Collected data
....
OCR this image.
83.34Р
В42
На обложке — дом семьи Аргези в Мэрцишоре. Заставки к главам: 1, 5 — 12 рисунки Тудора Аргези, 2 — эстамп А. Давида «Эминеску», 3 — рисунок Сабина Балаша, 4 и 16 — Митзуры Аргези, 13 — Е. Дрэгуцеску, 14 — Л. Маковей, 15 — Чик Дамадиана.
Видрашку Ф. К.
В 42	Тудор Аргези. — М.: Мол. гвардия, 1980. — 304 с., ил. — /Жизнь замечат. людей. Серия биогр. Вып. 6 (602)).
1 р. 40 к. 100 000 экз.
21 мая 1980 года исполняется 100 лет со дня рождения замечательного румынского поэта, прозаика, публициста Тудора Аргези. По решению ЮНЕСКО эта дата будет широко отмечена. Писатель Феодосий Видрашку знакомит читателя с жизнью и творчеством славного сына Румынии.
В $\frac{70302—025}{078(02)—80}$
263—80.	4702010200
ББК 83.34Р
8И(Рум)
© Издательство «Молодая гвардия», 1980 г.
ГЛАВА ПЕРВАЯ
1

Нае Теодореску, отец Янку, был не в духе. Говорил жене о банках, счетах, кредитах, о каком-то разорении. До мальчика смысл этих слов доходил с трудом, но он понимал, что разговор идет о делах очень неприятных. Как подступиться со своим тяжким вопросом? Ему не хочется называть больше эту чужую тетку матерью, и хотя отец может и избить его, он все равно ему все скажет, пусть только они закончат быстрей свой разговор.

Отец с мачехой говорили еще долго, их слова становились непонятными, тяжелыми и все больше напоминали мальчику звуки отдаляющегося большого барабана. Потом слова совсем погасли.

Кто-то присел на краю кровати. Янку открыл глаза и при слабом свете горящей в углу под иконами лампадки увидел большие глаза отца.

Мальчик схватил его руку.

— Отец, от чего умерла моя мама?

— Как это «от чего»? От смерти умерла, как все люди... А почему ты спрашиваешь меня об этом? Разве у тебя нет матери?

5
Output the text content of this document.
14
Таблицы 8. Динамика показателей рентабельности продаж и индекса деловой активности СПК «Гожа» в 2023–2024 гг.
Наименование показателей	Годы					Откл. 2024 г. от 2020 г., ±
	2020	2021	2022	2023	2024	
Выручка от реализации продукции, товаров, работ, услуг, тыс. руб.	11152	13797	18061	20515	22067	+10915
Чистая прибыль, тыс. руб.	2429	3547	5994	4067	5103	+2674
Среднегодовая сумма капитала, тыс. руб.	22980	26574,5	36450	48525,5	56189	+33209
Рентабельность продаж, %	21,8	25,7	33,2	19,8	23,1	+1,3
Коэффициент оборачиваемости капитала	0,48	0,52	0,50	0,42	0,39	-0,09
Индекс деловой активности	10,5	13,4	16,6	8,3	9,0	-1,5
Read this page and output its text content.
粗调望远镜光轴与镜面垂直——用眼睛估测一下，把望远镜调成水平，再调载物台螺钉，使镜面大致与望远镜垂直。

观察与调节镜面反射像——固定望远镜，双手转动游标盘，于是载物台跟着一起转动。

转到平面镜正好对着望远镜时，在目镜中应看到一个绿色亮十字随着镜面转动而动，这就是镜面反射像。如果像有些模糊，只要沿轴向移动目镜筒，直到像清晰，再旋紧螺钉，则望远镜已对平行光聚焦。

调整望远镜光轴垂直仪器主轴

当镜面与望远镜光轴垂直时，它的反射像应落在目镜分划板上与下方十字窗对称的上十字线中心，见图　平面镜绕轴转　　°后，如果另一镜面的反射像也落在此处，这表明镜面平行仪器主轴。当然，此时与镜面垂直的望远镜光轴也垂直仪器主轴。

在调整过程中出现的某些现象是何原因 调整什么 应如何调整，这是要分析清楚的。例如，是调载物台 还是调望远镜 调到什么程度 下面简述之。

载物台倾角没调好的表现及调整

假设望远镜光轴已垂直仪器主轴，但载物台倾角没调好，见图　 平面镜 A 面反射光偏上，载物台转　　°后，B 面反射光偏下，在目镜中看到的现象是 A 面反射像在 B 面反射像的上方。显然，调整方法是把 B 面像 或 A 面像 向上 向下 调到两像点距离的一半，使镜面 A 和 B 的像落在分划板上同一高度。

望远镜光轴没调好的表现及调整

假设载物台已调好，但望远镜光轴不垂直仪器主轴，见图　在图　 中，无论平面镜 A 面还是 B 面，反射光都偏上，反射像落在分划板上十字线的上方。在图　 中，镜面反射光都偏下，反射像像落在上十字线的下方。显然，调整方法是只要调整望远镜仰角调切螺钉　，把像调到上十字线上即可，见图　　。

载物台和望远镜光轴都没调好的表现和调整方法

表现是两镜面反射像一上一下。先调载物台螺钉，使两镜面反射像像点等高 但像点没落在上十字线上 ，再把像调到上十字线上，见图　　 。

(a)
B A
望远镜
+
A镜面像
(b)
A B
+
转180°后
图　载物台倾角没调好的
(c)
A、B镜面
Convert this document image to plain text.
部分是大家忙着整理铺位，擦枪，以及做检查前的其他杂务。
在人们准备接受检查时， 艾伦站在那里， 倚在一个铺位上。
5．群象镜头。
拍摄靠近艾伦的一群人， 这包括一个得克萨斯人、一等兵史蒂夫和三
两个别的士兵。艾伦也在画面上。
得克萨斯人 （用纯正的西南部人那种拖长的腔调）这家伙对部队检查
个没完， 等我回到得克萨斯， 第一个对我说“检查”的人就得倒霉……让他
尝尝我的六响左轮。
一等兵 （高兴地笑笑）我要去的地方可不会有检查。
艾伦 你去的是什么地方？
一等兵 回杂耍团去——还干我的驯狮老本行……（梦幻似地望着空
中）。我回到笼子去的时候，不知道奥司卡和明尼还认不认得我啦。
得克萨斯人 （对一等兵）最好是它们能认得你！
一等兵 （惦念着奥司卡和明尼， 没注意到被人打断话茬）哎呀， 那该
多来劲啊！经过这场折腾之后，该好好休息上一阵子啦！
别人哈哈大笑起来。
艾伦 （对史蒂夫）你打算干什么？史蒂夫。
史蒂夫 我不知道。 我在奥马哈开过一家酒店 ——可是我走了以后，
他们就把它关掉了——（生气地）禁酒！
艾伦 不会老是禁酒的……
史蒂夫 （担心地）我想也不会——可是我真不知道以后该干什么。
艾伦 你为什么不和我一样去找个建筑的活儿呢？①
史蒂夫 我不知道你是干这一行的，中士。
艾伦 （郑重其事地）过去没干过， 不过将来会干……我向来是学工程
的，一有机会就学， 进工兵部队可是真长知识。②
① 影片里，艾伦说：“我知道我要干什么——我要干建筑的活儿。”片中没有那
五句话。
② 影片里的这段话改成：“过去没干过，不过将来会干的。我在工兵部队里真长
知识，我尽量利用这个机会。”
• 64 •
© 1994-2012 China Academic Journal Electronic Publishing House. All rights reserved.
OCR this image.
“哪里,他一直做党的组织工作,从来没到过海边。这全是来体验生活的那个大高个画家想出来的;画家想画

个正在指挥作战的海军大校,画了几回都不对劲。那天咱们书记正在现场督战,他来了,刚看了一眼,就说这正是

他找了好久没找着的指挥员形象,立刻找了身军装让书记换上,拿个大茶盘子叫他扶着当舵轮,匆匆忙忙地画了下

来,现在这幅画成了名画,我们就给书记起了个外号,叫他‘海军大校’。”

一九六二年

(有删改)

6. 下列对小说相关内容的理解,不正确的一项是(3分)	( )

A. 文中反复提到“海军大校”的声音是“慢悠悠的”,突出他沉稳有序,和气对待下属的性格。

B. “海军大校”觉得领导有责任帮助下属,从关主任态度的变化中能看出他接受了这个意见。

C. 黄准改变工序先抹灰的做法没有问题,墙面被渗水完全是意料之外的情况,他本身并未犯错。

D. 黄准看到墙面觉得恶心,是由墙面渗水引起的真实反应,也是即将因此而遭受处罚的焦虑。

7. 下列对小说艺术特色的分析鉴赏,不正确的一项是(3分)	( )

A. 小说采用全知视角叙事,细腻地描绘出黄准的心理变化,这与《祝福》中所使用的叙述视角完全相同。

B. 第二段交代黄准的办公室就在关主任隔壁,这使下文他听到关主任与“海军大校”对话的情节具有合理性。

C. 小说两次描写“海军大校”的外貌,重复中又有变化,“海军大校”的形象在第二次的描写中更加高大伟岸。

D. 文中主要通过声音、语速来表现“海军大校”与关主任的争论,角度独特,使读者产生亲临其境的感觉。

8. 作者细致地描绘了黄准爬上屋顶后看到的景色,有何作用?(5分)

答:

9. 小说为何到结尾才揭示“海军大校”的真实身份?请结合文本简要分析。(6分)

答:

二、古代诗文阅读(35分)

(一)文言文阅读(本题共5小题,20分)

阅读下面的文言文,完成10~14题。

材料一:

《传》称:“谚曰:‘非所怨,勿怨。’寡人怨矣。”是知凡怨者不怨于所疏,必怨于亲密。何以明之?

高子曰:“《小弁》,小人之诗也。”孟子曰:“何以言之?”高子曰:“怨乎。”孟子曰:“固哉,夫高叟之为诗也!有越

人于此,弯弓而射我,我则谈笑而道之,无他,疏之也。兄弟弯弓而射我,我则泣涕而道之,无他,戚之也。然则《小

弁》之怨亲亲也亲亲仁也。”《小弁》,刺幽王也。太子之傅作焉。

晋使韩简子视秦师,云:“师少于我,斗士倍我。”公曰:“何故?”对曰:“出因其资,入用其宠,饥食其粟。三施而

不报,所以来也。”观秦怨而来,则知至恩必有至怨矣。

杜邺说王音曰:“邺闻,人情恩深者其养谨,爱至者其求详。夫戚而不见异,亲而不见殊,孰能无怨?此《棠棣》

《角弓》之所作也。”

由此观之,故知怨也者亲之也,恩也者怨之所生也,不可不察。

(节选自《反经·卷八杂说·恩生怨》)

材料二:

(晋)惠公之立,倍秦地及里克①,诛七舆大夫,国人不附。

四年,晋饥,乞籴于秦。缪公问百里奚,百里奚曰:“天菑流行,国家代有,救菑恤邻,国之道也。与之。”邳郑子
....
Return each line with "Аргези".

На обложке — дом семьи Аргези в Мэрцишоре. Заставки к главам: 1, 5 — 12 рисунки Тудора Аргези, 2 — эстамп А. Давида «Эминеску», 3 — рисунок Сабина Балаша, 4 и 16 — Митзуры Аргези, 13 — Е. Дрэгуцеску, 14 — Л. Маковей, 15 — Чик Дамадиана.
В 42	Тудор Аргези. — М.: Мол. гвардия, 1980. — 304 с., ил. — /Жизнь замечат. людей. Серия биогр. Вып. 6 (602)).
21 мая 1980 года исполняется 100 лет со дня рождения замечательного румынского поэта, прозаика, публициста Тудора Аргези. По решению ЮНЕСКО эта дата будет широко отмечена. Писатель Феодосий Видрашку знакомит читателя с жизнью и творчеством славного сына Румынии.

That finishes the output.